__Material provided__
┌──

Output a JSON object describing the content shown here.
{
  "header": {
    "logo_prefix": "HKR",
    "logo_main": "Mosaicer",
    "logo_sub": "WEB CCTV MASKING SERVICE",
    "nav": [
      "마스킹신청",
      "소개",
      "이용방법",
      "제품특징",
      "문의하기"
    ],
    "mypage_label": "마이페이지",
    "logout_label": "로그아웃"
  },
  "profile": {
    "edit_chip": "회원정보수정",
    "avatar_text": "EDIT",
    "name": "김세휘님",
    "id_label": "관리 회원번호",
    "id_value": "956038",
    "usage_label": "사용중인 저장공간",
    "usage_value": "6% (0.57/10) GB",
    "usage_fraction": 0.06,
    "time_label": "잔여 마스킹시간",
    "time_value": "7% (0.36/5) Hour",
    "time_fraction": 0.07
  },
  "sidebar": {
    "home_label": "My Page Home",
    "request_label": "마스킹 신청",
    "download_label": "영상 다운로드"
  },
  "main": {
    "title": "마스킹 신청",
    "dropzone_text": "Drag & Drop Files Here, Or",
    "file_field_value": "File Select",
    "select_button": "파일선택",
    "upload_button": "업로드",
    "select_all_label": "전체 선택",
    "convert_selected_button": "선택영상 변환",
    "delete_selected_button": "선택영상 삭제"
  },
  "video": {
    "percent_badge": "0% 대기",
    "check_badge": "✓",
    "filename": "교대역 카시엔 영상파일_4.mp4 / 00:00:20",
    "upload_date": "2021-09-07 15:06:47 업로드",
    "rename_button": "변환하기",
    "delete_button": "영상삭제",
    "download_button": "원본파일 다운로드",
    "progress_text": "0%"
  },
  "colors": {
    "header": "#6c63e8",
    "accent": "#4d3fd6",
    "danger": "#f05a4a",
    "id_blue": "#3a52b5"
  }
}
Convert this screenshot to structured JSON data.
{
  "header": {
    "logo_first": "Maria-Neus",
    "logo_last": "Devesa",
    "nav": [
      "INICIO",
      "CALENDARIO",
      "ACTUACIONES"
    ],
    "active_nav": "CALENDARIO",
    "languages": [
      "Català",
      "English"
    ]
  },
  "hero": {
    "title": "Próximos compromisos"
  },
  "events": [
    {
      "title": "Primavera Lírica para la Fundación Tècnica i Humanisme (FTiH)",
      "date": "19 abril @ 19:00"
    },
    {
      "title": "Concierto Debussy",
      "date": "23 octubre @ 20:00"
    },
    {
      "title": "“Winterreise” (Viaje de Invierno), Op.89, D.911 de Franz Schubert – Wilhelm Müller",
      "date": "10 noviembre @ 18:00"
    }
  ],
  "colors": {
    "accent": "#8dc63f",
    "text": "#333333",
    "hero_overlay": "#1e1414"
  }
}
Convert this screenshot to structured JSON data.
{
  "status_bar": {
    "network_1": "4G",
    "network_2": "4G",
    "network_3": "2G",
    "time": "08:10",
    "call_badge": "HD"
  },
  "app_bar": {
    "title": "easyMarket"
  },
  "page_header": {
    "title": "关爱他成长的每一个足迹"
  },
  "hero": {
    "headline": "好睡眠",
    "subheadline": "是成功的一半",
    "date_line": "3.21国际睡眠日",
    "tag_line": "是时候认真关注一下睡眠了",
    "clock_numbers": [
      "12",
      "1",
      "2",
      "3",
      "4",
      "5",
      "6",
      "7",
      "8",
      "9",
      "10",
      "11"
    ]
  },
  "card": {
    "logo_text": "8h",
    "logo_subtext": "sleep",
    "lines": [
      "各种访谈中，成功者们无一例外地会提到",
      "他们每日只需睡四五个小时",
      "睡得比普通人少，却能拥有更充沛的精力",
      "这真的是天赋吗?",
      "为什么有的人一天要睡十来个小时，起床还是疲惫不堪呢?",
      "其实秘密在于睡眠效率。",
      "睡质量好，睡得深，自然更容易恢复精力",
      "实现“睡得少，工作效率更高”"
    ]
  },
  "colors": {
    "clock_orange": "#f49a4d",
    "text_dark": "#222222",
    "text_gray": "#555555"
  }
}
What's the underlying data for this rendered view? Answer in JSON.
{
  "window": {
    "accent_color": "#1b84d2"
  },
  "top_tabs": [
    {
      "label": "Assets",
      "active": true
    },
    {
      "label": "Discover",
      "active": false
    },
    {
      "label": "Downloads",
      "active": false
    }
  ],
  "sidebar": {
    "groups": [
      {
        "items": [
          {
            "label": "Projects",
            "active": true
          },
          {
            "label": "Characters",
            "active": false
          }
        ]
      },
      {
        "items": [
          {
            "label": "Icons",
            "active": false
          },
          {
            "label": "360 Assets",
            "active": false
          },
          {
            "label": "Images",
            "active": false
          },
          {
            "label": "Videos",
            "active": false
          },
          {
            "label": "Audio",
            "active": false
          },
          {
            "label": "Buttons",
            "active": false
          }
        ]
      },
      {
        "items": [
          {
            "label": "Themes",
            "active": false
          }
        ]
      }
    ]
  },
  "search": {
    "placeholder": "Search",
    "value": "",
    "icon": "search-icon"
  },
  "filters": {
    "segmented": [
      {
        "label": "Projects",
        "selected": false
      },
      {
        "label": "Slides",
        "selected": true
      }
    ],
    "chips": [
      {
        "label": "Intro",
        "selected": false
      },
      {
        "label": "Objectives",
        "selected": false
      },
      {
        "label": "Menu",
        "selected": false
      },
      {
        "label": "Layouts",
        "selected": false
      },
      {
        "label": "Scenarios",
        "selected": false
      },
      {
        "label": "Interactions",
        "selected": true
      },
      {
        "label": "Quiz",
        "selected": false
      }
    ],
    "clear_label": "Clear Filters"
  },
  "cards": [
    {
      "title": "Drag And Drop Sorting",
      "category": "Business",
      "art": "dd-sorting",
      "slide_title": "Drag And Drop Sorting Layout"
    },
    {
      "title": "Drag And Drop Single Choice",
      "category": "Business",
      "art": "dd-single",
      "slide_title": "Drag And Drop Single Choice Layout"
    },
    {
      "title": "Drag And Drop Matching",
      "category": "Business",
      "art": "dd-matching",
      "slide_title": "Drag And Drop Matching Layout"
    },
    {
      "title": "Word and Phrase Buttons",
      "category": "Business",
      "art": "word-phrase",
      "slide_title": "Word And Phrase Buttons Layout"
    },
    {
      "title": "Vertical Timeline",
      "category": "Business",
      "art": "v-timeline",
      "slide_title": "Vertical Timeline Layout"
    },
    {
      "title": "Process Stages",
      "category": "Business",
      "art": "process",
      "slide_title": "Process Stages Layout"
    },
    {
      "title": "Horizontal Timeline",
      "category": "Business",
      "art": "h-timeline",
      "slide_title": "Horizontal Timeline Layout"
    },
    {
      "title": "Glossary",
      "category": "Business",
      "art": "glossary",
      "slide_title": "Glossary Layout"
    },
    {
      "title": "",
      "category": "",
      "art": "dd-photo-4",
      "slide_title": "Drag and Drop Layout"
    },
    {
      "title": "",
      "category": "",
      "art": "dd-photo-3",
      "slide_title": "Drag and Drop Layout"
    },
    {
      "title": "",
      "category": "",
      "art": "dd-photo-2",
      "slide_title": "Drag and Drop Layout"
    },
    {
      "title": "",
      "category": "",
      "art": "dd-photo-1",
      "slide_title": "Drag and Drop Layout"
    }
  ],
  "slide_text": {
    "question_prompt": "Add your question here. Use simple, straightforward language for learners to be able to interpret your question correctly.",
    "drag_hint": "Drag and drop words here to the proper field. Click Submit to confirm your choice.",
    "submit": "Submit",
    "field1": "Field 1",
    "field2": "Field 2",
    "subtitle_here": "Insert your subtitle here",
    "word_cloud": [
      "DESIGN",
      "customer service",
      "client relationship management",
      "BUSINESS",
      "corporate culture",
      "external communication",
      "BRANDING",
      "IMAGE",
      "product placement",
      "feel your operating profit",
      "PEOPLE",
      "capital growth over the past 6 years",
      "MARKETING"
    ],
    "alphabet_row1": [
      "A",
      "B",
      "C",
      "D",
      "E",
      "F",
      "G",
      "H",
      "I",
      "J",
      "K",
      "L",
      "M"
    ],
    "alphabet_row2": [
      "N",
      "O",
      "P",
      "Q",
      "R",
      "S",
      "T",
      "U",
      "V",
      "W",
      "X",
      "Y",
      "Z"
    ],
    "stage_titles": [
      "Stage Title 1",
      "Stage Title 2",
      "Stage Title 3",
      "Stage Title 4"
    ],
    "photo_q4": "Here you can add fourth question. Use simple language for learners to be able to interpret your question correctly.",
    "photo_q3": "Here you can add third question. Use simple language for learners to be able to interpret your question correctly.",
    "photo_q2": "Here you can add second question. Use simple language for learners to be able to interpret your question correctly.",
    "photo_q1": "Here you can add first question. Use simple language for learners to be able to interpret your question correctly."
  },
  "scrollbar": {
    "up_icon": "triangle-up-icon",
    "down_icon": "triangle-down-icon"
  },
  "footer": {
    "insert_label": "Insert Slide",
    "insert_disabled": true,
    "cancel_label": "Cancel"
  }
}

└──

__Exercise aim__
Copy each line holding the word "learners" from the listing above.

__Exercise output__
    "question_prompt": "Add your question here. Use simple, straightforward language for learners to be able to interpret your question correctly.",
    "photo_q4": "Here you can add fourth question. Use simple language for learners to be able to interpret your question correctly.",
    "photo_q3": "Here you can add third question. Use simple language for learners to be able to interpret your question correctly.",
    "photo_q2": "Here you can add second question. Use simple language for learners to be able to interpret your question correctly.",
    "photo_q1": "Here you can add first question. Use simple language for learners to be able to interpret your question correctly."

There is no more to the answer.